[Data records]
[Start]

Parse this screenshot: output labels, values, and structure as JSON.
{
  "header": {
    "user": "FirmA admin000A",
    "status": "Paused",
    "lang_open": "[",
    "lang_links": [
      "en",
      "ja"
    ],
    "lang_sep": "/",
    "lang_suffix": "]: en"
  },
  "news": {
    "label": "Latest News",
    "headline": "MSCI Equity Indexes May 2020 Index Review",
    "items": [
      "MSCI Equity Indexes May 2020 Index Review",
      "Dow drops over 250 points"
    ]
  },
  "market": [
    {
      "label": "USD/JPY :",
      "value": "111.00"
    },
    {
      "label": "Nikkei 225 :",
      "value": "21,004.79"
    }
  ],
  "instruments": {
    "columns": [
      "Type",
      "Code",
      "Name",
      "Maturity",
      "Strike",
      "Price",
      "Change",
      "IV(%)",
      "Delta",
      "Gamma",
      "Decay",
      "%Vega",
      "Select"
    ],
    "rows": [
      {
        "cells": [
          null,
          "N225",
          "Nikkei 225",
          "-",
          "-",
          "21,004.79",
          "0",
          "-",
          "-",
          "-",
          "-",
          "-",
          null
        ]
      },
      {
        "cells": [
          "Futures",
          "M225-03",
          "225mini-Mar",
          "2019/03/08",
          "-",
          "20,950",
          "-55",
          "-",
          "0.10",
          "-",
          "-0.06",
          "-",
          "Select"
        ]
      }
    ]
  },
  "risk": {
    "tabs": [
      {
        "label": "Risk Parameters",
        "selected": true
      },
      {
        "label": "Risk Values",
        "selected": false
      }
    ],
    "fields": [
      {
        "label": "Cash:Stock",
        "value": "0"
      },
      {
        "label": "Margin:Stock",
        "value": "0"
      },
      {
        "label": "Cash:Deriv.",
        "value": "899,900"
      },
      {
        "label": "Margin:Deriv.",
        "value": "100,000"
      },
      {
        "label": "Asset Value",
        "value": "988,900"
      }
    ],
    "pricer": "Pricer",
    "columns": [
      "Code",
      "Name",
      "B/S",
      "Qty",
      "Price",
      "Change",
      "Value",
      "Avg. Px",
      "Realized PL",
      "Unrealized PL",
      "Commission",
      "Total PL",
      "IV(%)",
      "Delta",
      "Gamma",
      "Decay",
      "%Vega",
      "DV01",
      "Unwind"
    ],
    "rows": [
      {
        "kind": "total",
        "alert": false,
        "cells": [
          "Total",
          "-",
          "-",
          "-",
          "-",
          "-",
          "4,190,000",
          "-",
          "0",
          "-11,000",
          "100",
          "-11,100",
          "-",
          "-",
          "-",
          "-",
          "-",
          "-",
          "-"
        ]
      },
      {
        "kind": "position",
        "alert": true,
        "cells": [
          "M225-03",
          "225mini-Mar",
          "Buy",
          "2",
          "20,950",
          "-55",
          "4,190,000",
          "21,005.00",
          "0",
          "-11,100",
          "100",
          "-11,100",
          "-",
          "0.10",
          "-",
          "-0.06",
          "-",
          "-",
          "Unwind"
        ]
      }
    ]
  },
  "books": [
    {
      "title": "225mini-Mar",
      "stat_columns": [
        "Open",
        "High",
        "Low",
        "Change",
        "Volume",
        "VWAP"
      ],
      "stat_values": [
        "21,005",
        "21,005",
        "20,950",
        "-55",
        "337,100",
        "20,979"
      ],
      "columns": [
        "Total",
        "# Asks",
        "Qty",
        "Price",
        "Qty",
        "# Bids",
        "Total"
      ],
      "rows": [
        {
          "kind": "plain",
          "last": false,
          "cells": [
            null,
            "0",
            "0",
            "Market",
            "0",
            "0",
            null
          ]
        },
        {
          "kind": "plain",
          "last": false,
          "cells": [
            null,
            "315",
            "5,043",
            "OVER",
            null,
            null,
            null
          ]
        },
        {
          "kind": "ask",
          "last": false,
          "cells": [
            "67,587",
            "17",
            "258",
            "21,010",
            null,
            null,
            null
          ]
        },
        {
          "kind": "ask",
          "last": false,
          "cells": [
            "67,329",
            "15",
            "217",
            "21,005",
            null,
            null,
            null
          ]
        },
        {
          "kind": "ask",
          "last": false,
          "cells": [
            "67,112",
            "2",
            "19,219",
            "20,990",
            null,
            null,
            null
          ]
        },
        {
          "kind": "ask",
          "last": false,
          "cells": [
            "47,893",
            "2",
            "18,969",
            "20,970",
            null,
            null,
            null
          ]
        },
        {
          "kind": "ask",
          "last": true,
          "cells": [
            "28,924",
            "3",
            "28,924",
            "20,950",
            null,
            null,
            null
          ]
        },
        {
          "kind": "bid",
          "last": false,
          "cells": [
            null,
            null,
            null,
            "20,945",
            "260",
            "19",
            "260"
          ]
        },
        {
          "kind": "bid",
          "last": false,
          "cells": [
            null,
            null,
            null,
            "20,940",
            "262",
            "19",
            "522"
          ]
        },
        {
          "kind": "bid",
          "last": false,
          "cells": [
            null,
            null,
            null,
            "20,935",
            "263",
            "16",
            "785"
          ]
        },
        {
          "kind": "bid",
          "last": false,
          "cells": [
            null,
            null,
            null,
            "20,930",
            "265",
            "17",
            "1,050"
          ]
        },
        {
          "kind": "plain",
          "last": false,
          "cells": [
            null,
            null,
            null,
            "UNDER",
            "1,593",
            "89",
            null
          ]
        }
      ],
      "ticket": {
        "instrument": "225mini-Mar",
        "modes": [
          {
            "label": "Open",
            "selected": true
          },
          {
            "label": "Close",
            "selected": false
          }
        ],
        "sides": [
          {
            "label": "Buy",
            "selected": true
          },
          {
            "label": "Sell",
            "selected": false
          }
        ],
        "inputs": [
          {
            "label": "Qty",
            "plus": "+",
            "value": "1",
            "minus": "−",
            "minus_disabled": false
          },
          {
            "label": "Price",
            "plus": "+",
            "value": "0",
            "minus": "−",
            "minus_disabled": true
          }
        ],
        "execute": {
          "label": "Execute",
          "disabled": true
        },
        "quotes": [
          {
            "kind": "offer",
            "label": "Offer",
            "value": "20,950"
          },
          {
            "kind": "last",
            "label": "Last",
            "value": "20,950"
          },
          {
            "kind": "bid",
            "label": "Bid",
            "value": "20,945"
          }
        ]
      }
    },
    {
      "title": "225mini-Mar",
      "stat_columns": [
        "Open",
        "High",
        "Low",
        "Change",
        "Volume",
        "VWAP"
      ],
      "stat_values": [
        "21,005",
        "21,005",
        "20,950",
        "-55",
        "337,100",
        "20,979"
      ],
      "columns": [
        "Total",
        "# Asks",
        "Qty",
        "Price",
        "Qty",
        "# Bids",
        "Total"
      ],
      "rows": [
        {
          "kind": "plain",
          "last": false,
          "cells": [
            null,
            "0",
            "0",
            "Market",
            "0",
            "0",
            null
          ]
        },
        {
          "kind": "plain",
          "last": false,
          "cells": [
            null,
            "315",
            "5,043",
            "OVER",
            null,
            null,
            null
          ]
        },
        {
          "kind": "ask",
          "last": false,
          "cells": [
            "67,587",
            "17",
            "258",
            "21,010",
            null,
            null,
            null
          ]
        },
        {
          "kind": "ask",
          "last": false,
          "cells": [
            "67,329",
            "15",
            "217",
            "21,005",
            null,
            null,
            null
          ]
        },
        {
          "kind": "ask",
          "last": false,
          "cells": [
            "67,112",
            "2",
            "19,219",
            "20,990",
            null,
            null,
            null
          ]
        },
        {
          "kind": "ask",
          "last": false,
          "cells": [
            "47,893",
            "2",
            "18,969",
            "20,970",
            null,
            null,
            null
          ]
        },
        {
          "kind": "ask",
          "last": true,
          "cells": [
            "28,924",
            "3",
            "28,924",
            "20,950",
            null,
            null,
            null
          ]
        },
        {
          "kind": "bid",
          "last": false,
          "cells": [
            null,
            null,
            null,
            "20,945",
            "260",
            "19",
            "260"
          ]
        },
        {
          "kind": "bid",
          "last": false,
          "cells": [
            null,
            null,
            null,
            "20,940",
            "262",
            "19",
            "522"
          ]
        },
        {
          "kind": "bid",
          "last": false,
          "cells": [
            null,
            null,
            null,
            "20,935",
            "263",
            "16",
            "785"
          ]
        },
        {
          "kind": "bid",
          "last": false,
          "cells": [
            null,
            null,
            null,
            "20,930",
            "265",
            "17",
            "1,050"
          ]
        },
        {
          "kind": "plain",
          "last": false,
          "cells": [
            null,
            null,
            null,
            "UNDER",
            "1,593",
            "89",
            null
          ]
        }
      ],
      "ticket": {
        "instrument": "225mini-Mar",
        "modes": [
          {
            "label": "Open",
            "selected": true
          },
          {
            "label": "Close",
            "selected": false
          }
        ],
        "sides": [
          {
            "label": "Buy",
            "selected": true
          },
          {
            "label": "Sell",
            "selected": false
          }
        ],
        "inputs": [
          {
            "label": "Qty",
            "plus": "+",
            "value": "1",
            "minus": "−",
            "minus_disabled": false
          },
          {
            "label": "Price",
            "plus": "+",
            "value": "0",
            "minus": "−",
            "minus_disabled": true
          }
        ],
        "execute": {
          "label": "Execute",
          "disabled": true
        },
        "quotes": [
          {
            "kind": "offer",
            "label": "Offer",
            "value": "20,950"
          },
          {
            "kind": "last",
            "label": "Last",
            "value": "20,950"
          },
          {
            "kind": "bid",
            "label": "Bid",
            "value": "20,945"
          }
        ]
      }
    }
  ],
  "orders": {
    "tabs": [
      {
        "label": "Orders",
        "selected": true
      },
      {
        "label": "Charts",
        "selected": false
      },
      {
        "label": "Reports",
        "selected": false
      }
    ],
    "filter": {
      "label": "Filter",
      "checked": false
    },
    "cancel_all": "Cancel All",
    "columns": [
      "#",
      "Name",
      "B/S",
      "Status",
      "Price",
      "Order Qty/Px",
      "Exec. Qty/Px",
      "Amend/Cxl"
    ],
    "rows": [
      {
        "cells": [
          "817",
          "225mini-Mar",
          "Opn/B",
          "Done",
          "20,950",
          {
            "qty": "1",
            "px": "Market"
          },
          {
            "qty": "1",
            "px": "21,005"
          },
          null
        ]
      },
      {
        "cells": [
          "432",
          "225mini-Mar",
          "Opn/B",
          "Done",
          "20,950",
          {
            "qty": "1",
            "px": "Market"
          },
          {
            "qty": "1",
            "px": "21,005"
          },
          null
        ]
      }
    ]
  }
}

[End]

*What the task asks*: Copy every line of the listing where the word "Index" appears.

*Exercise response*:
    "headline": "MSCI Equity Indexes May 2020 Index Review",
      "MSCI Equity Indexes May 2020 Index Review",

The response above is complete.